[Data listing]
* start *
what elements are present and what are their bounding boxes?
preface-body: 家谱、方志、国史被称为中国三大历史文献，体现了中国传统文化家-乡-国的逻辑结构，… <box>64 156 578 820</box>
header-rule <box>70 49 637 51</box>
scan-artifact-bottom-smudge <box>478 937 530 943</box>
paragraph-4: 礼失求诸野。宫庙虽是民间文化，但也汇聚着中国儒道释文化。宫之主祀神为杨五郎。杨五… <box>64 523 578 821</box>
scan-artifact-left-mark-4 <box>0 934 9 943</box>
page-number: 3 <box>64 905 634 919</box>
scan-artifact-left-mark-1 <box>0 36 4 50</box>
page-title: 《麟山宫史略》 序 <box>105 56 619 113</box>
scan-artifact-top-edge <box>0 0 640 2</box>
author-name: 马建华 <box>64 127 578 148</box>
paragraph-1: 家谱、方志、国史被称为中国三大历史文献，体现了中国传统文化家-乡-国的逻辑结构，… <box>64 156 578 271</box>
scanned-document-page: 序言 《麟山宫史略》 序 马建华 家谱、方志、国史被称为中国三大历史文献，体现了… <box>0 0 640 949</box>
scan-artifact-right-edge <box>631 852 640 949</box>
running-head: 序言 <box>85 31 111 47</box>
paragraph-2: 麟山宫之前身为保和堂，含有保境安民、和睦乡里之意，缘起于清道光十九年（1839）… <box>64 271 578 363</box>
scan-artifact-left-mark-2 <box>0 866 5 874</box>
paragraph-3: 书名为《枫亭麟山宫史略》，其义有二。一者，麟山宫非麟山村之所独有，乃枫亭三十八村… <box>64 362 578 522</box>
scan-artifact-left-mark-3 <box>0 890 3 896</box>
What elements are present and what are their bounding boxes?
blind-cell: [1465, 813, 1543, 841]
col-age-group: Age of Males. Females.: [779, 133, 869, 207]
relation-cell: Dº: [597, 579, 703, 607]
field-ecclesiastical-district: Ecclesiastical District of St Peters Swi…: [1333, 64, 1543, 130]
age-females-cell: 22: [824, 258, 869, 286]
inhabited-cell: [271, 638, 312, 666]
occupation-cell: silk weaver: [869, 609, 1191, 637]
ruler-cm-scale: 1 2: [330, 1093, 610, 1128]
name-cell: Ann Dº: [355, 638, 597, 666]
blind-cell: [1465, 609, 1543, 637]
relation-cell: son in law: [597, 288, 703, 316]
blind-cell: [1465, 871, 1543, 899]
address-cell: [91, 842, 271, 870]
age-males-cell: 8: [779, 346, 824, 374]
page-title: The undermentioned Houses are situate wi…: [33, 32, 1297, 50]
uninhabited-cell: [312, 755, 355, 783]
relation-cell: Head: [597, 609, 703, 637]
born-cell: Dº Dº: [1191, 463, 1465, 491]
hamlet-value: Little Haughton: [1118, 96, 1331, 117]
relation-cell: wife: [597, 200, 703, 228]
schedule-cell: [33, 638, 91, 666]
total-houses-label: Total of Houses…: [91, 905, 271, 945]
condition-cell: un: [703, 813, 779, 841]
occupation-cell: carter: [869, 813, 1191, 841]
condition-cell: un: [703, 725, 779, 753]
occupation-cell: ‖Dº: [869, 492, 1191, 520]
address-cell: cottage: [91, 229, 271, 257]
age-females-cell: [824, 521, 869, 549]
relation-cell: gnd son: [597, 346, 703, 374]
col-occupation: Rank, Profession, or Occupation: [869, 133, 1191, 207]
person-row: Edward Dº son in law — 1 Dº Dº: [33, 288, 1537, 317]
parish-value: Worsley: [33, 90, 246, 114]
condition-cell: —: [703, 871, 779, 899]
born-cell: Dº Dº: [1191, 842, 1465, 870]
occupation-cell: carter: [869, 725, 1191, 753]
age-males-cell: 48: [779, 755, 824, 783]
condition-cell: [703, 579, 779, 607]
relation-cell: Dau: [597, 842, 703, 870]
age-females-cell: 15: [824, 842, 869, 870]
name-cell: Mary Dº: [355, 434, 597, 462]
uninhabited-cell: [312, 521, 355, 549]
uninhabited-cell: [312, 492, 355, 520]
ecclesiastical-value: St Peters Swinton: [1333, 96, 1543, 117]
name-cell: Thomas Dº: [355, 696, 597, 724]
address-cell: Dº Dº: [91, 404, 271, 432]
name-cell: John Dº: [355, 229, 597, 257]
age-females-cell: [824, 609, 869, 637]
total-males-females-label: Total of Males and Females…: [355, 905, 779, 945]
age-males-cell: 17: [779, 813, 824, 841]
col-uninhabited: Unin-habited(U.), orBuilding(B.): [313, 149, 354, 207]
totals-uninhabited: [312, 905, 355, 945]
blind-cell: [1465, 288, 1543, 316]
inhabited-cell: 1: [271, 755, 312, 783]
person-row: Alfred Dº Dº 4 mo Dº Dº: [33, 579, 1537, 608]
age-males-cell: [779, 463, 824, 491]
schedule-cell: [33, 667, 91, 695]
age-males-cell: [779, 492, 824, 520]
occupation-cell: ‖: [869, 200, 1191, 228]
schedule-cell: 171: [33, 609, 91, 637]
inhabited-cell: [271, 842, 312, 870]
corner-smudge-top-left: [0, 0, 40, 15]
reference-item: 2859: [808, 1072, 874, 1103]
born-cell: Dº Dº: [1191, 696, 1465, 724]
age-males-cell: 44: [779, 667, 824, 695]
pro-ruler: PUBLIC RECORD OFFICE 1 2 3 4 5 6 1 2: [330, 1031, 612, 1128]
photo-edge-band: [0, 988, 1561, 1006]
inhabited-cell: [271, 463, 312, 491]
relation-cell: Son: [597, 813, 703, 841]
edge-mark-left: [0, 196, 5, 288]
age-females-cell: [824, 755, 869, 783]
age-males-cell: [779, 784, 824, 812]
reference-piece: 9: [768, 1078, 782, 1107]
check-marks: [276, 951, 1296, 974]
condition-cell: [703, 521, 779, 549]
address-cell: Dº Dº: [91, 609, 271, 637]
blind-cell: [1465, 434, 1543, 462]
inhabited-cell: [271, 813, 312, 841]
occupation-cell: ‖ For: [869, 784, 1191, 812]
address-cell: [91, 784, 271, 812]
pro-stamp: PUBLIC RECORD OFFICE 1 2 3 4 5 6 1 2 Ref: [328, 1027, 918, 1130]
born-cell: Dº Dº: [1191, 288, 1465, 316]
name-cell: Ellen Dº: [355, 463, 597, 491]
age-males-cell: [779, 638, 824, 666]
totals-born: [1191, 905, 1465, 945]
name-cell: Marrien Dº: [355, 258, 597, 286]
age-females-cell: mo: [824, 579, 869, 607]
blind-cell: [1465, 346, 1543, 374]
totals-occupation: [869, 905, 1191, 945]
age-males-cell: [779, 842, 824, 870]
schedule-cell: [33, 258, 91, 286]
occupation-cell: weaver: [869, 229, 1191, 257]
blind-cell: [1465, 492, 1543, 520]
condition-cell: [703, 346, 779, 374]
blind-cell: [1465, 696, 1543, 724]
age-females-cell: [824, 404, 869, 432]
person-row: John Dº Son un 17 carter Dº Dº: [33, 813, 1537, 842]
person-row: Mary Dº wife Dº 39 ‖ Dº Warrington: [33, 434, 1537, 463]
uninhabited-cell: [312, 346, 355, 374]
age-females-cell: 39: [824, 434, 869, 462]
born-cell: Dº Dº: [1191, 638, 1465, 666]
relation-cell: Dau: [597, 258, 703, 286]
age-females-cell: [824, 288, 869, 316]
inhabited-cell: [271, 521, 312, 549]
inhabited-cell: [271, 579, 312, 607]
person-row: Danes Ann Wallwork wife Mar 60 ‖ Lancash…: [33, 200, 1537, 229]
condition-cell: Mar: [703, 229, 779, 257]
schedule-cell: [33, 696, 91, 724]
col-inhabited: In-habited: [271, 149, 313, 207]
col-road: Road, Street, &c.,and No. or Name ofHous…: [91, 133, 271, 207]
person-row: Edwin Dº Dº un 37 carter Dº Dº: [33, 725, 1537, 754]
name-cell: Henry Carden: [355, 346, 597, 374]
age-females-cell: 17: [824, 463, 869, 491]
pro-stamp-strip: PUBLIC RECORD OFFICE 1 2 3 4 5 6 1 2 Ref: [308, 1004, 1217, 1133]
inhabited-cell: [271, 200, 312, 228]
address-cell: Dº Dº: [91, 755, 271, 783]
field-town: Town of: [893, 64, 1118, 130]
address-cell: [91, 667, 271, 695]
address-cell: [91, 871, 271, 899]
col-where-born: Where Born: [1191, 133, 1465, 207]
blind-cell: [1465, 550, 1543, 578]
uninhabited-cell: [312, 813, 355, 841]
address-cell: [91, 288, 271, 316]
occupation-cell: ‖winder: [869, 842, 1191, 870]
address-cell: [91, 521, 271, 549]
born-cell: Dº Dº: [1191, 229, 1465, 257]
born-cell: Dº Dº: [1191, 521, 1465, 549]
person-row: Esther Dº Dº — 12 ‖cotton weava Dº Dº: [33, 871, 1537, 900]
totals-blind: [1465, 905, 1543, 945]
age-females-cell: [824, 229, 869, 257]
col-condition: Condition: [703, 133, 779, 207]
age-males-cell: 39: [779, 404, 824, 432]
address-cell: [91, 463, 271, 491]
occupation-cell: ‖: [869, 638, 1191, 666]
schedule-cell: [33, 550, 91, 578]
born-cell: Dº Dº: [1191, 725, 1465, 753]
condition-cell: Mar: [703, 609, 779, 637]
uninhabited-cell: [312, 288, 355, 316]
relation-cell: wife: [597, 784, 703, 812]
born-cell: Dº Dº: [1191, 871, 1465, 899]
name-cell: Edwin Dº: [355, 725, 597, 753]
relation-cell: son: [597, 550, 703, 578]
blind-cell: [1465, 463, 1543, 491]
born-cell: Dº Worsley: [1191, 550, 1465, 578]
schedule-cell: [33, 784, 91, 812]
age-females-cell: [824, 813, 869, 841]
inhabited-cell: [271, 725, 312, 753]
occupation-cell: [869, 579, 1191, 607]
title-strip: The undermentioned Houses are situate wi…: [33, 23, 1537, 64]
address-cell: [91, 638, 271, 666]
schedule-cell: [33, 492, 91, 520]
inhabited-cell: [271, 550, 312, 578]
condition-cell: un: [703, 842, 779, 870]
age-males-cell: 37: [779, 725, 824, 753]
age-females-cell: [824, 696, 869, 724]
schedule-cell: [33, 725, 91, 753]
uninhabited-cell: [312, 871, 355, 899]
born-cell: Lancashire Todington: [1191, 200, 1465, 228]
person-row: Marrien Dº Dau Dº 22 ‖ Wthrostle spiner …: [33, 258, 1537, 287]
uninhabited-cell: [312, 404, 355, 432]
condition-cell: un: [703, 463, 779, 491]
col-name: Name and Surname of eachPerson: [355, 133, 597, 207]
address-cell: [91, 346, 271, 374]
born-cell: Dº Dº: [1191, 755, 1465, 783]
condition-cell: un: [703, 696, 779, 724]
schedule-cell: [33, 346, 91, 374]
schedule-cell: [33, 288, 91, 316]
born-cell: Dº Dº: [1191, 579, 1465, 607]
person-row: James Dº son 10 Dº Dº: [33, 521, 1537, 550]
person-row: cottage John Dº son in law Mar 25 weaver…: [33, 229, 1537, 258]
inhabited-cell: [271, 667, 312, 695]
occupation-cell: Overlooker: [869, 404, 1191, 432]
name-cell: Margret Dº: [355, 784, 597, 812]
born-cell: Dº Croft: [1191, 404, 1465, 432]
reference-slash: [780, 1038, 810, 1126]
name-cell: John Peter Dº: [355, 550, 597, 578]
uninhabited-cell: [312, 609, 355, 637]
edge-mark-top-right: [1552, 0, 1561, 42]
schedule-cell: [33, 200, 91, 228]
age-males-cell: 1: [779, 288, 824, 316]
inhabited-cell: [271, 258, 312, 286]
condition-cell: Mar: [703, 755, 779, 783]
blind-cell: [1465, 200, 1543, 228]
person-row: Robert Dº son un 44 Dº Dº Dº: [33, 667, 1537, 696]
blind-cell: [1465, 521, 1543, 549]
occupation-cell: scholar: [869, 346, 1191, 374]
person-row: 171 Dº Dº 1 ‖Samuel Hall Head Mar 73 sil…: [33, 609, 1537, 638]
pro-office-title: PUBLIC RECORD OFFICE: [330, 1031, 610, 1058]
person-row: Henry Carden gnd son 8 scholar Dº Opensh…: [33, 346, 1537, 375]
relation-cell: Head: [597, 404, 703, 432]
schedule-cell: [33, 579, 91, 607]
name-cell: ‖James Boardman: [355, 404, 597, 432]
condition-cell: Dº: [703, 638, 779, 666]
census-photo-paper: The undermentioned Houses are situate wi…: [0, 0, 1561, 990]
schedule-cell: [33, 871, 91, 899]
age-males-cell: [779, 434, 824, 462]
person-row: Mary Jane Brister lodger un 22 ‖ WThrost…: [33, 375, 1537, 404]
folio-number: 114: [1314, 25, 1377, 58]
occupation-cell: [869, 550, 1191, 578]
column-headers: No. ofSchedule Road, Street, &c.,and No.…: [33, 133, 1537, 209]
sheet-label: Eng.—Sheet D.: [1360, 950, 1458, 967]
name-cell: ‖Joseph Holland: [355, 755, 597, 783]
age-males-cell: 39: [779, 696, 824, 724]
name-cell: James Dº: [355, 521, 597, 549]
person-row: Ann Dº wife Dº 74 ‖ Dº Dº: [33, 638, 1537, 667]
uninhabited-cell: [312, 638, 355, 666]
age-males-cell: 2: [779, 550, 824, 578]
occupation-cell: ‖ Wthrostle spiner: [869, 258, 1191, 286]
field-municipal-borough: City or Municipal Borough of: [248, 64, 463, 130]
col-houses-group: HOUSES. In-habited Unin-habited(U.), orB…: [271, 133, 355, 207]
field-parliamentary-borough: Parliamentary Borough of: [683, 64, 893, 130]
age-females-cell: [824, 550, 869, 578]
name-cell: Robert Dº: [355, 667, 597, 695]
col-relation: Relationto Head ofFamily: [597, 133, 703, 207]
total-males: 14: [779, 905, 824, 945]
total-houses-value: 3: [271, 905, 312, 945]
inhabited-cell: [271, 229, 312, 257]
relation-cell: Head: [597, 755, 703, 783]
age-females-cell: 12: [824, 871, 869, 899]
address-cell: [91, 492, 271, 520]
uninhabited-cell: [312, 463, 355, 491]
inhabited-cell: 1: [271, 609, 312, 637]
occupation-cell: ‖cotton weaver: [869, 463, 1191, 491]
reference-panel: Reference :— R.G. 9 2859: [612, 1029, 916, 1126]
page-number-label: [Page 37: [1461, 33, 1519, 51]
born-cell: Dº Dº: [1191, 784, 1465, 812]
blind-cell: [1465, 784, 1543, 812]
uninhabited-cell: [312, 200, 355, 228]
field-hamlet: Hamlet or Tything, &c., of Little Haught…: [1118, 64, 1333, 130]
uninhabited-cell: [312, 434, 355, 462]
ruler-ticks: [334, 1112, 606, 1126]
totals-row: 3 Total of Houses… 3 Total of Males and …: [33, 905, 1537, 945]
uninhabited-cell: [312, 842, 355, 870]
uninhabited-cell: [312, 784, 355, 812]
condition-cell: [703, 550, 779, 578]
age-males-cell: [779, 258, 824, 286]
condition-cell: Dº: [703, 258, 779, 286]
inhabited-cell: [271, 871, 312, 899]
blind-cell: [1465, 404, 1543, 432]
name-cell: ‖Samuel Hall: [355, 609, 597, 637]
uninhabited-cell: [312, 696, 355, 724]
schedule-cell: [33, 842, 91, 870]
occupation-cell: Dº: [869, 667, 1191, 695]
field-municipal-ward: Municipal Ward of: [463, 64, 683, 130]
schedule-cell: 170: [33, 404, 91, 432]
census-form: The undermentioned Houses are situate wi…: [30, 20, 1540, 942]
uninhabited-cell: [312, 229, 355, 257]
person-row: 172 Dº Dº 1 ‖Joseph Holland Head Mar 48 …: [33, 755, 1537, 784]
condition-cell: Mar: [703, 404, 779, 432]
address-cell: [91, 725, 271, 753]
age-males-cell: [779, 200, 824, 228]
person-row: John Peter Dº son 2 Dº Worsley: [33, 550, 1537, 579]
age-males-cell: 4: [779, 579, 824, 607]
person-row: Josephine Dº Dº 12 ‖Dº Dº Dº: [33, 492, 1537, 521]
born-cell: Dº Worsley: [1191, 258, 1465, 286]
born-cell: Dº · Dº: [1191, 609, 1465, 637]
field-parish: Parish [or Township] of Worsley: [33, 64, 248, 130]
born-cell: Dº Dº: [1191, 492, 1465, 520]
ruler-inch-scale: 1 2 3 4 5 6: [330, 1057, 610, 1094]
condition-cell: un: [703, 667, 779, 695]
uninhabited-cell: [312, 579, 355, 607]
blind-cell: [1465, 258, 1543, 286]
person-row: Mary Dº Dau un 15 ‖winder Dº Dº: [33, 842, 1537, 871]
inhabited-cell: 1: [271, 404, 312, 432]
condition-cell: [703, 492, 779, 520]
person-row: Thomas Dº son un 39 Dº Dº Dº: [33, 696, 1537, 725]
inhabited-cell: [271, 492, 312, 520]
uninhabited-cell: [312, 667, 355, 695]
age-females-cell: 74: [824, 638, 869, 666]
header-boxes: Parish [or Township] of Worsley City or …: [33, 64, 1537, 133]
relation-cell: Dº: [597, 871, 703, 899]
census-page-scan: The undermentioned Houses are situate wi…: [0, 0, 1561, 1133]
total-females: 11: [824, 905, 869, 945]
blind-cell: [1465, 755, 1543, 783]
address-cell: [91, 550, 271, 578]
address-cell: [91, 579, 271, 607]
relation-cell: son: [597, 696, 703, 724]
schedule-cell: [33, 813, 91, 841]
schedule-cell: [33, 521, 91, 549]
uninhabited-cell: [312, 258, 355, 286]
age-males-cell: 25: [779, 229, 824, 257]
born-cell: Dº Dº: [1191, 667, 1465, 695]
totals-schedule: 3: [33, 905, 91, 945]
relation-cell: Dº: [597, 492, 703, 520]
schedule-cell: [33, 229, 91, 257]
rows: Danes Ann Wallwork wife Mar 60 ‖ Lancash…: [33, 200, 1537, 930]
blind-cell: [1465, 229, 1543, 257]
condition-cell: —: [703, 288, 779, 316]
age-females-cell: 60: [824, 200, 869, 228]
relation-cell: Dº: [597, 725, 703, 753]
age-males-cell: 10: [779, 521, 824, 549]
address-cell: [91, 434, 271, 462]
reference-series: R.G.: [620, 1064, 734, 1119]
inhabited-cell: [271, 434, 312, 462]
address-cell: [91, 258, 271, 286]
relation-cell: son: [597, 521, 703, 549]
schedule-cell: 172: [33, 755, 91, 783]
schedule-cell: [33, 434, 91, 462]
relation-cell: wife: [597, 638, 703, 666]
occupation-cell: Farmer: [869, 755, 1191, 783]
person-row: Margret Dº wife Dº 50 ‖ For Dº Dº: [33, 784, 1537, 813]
* end *
## YOUR OBJECTIVE
Rewrite the material from its first line through the line containing "scan-artifact-bottom-smudge <box>478 937", renaming "header-rule" to "heading-line" and leaving everything else unchanged.

## RESPONSE TO THIS TASK
what elements are present and what are their bounding boxes?
preface-body: 家谱、方志、国史被称为中国三大历史文献，体现了中国传统文化家-乡-国的逻辑结构，… <box>64 156 578 820</box>
heading-line <box>70 49 637 51</box>
scan-artifact-bottom-smudge <box>478 937 530 943</box>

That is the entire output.